### TASK DESCRIPTION
From the records below, copy every line that contains the word "Seizure".
=== RECORDS FOR THIS TASK ===
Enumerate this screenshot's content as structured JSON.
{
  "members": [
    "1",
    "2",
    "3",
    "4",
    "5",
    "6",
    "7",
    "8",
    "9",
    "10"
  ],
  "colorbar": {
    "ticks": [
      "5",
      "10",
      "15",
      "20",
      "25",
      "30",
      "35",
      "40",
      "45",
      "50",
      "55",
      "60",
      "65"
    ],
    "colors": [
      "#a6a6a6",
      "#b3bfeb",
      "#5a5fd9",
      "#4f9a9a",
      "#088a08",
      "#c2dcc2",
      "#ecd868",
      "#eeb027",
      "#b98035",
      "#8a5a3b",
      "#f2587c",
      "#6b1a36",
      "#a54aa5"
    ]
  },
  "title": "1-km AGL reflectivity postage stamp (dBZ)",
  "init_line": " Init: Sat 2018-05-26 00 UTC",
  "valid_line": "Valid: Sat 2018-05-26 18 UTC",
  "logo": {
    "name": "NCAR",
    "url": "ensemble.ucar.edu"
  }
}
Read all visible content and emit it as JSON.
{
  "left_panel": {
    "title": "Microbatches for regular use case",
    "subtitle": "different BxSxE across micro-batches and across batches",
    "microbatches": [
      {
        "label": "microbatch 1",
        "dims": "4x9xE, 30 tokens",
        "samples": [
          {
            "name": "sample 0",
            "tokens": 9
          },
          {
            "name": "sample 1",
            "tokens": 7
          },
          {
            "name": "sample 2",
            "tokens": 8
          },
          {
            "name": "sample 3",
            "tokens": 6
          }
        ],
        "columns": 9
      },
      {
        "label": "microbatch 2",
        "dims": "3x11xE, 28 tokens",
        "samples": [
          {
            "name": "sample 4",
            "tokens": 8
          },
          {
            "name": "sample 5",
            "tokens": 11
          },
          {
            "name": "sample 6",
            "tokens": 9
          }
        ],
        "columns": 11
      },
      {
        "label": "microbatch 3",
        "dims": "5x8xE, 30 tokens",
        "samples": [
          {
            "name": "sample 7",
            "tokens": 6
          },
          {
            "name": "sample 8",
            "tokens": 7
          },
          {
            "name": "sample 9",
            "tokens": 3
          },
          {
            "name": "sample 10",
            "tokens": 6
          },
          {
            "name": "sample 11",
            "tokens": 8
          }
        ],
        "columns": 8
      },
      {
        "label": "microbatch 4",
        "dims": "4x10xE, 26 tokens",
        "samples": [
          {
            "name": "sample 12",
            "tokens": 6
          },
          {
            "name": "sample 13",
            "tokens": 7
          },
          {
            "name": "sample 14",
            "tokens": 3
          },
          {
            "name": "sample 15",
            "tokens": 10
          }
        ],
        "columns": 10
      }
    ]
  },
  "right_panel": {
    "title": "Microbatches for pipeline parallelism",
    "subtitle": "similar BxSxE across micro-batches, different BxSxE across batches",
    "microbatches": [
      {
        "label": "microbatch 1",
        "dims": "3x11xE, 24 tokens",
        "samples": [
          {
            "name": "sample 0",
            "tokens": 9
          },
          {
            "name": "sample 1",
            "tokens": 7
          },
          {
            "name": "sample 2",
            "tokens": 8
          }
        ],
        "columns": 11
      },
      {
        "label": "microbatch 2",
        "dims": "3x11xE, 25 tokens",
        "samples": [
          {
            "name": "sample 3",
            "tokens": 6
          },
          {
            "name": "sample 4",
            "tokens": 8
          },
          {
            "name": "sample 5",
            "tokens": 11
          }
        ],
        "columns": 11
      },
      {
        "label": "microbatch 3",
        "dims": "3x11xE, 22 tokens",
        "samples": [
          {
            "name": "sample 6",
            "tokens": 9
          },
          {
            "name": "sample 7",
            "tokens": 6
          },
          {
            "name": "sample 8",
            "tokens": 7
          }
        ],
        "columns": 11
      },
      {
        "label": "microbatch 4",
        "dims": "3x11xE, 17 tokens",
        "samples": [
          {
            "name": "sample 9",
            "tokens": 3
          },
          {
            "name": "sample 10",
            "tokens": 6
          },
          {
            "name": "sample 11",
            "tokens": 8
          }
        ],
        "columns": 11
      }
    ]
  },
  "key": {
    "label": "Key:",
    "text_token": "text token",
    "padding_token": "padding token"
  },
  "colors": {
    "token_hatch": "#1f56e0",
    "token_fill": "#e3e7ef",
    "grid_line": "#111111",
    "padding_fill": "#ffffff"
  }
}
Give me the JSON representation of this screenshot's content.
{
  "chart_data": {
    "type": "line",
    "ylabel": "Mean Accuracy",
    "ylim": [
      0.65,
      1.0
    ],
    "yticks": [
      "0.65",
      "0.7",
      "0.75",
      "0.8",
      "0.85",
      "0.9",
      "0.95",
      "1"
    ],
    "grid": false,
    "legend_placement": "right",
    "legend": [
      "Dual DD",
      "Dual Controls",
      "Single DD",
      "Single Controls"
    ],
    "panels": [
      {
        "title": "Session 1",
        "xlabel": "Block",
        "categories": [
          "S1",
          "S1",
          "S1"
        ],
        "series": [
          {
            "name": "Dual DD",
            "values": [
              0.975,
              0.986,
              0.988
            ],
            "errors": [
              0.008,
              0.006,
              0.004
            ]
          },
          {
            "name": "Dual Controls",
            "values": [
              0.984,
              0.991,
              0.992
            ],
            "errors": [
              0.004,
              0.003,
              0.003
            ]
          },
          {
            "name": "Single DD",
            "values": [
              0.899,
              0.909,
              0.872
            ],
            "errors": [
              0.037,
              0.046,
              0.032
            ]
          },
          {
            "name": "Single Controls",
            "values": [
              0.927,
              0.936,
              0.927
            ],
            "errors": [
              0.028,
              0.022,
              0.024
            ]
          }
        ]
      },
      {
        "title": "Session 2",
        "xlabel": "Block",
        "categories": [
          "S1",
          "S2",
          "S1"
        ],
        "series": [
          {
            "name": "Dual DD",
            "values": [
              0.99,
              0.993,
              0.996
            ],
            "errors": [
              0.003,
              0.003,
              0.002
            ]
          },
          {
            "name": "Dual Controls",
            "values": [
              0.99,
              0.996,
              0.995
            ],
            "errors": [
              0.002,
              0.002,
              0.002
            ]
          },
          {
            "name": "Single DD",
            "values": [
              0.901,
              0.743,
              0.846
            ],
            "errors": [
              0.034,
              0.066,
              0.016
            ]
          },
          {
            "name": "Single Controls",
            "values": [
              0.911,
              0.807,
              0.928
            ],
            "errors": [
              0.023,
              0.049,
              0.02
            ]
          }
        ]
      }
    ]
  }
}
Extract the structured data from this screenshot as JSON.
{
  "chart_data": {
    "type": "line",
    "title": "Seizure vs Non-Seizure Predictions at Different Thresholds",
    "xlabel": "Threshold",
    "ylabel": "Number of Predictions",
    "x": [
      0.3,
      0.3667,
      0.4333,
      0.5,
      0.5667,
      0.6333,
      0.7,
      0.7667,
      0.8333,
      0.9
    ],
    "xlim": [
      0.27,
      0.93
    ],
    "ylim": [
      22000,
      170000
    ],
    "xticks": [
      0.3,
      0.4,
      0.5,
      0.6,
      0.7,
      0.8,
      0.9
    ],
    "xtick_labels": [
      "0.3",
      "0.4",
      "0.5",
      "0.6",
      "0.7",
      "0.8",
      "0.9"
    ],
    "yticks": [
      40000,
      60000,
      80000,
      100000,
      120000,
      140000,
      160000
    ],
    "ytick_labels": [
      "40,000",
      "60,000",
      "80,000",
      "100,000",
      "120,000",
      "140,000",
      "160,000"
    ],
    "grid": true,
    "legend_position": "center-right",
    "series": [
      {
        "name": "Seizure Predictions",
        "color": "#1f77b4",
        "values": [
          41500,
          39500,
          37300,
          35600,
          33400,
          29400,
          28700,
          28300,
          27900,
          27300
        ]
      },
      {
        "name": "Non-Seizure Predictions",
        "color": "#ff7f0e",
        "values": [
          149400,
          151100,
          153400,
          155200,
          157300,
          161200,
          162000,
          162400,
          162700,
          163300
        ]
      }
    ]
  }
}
===
### RESULT
    "title": "Seizure vs Non-Seizure Predictions at Different Thresholds",
        "name": "Seizure Predictions",
        "name": "Non-Seizure Predictions",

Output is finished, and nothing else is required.